#### WHAT IS EXPECTED:
Lines that hold the word "address" should be located and copied.

#### Saved data entries:
+ + + +

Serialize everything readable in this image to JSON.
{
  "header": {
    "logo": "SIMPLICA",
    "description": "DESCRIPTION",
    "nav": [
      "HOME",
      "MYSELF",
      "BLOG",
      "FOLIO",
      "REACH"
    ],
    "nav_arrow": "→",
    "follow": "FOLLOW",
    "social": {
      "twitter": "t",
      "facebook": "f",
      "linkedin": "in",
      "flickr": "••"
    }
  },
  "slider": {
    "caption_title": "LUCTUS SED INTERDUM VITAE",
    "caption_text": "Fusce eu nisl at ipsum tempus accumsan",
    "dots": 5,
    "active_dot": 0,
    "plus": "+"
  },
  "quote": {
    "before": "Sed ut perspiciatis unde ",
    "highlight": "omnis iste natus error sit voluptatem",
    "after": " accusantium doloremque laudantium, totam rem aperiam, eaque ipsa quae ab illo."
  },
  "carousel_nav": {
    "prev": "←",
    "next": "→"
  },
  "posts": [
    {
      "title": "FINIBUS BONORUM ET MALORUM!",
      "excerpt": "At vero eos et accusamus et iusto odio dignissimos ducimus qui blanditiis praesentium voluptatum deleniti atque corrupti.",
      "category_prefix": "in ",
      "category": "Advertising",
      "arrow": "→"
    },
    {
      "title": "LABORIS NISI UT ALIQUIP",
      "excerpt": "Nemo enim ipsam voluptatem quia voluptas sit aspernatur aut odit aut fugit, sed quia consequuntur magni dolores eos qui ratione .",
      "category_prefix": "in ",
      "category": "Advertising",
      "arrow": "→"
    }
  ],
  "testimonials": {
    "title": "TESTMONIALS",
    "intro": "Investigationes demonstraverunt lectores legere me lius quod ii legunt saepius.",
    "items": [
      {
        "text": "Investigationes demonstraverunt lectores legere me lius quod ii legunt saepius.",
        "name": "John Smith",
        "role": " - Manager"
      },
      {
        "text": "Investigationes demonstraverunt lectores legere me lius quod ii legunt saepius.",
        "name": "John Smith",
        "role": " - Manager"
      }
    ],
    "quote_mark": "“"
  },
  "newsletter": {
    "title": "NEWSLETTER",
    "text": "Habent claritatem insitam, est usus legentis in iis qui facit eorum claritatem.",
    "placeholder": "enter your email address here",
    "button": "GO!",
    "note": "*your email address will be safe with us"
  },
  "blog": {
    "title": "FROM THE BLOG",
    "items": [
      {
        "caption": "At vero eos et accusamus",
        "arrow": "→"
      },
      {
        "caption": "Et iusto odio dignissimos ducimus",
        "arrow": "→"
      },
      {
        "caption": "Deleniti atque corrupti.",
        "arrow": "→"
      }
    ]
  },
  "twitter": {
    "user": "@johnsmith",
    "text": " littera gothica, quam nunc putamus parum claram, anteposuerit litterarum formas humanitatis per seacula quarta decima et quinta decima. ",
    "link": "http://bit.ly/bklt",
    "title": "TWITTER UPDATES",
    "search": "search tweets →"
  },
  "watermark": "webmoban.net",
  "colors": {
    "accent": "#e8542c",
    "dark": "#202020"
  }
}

+ + + +

#### RESPONSE FOR THIS EXERCISE:
    "placeholder": "enter your email address here",
    "note": "*your email address will be safe with us"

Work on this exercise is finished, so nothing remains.